Data to use:

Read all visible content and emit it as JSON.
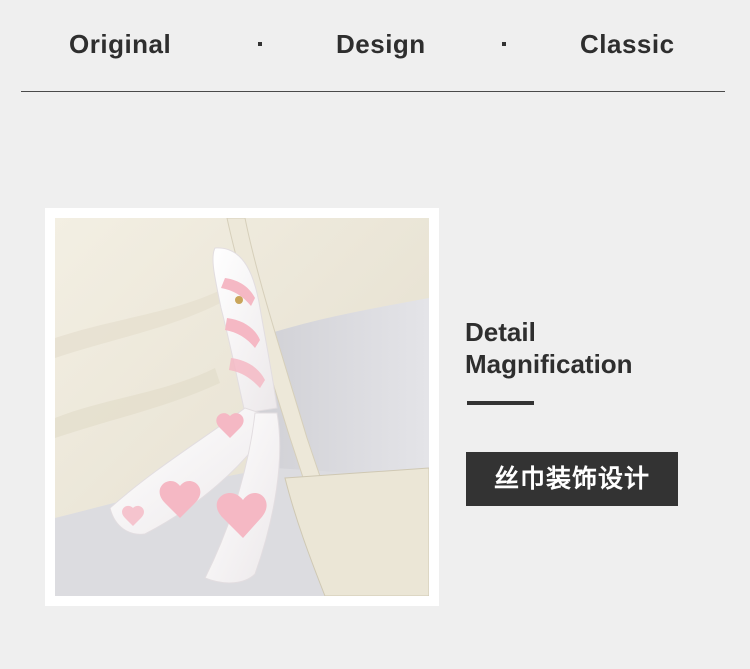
{
  "header": {
    "words": [
      "Original",
      "Design",
      "Classic"
    ],
    "separator": "·"
  },
  "detail": {
    "title_line1": "Detail",
    "title_line2": "Magnification"
  },
  "badge": {
    "label": "丝巾装饰设计"
  },
  "colors": {
    "background": "#efefef",
    "text": "#2e2e2e",
    "badge_bg": "#333333",
    "badge_text": "#ffffff",
    "bag_cream": "#ece7d8",
    "scarf_pink": "#f5b8c4"
  }
}
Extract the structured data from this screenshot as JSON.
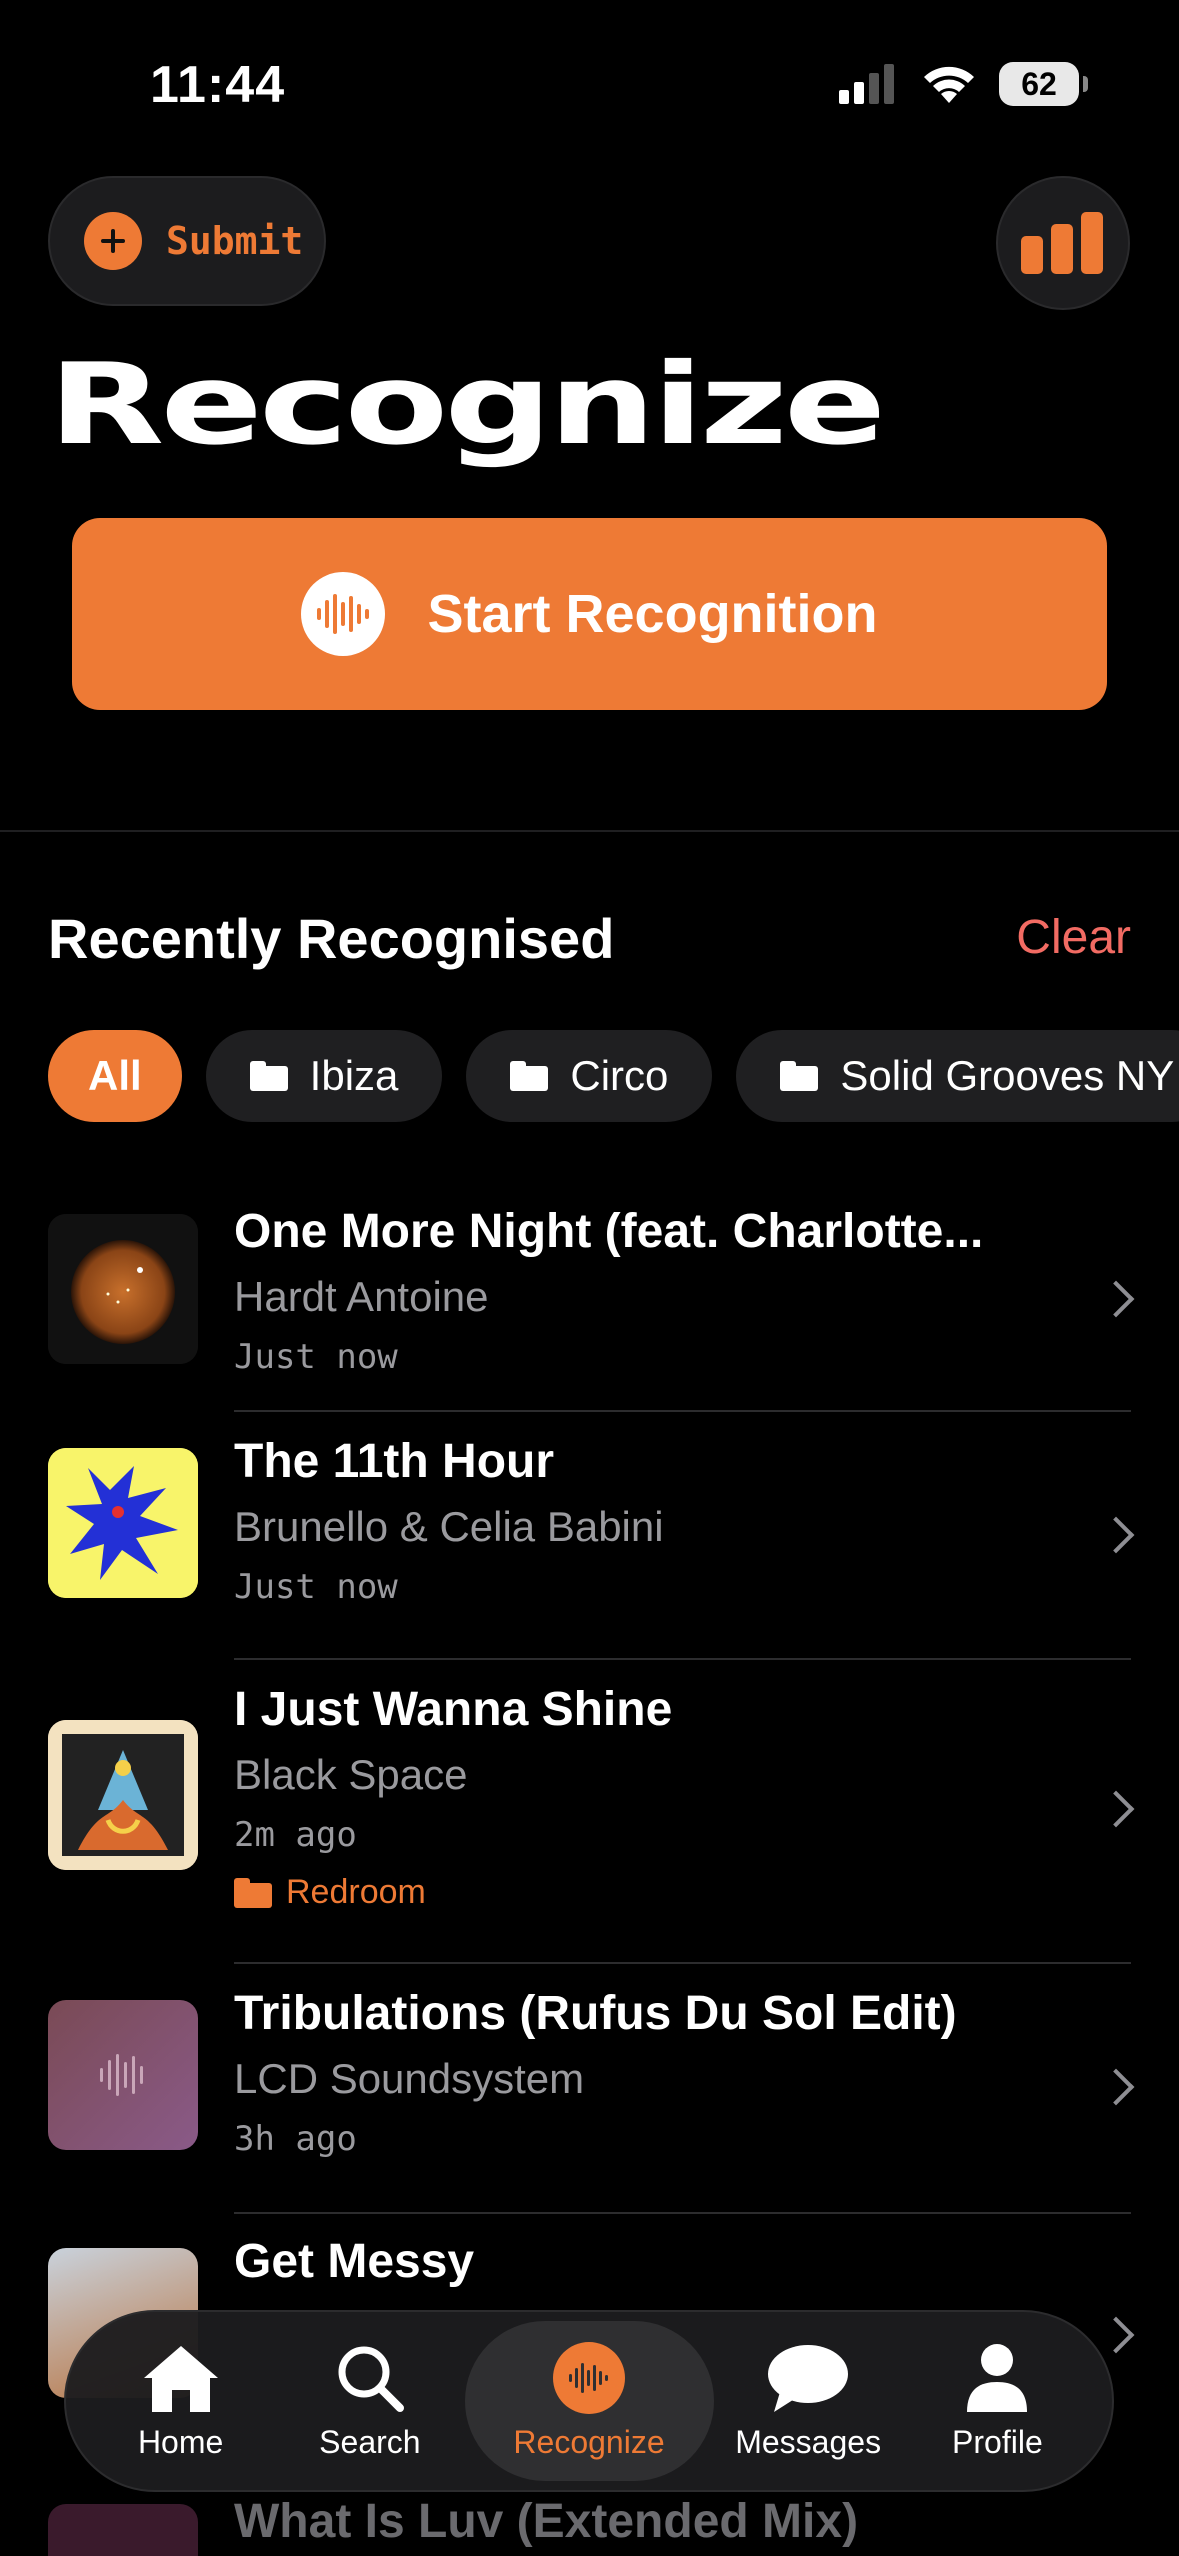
{
  "status_bar": {
    "time": "11:44",
    "battery": "62"
  },
  "header": {
    "submit_label": "Submit",
    "title": "Recognize"
  },
  "primary_action": {
    "label": "Start Recognition"
  },
  "recent": {
    "title": "Recently Recognised",
    "clear_label": "Clear",
    "filters": [
      "All",
      "Ibiza",
      "Circo",
      "Solid Grooves NY"
    ],
    "tracks": [
      {
        "title": "One More Night (feat. Charlotte...",
        "artist": "Hardt Antoine",
        "time": "Just now",
        "folder": ""
      },
      {
        "title": "The 11th Hour",
        "artist": "Brunello & Celia Babini",
        "time": "Just now",
        "folder": ""
      },
      {
        "title": "I Just Wanna Shine",
        "artist": "Black Space",
        "time": "2m ago",
        "folder": "Redroom"
      },
      {
        "title": "Tribulations (Rufus Du Sol Edit)",
        "artist": "LCD Soundsystem",
        "time": "3h ago",
        "folder": ""
      },
      {
        "title": "Get Messy",
        "artist": "",
        "time": "",
        "folder": ""
      },
      {
        "title": "What Is Luv (Extended Mix)",
        "artist": "",
        "time": "",
        "folder": ""
      }
    ]
  },
  "tabbar": {
    "tabs": [
      {
        "label": "Home",
        "icon": "home-icon"
      },
      {
        "label": "Search",
        "icon": "search-icon"
      },
      {
        "label": "Recognize",
        "icon": "waveform-icon"
      },
      {
        "label": "Messages",
        "icon": "chat-bubble-icon"
      },
      {
        "label": "Profile",
        "icon": "person-icon"
      }
    ],
    "active": "Recognize"
  },
  "colors": {
    "accent": "#ee7a35",
    "clear": "#f26b63",
    "background": "#000000"
  }
}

The exercise: In the records above, collect each line with "Recognize".

Solved problem:
    "title": "Recognize"
        "label": "Recognize",
    "active": "Recognize"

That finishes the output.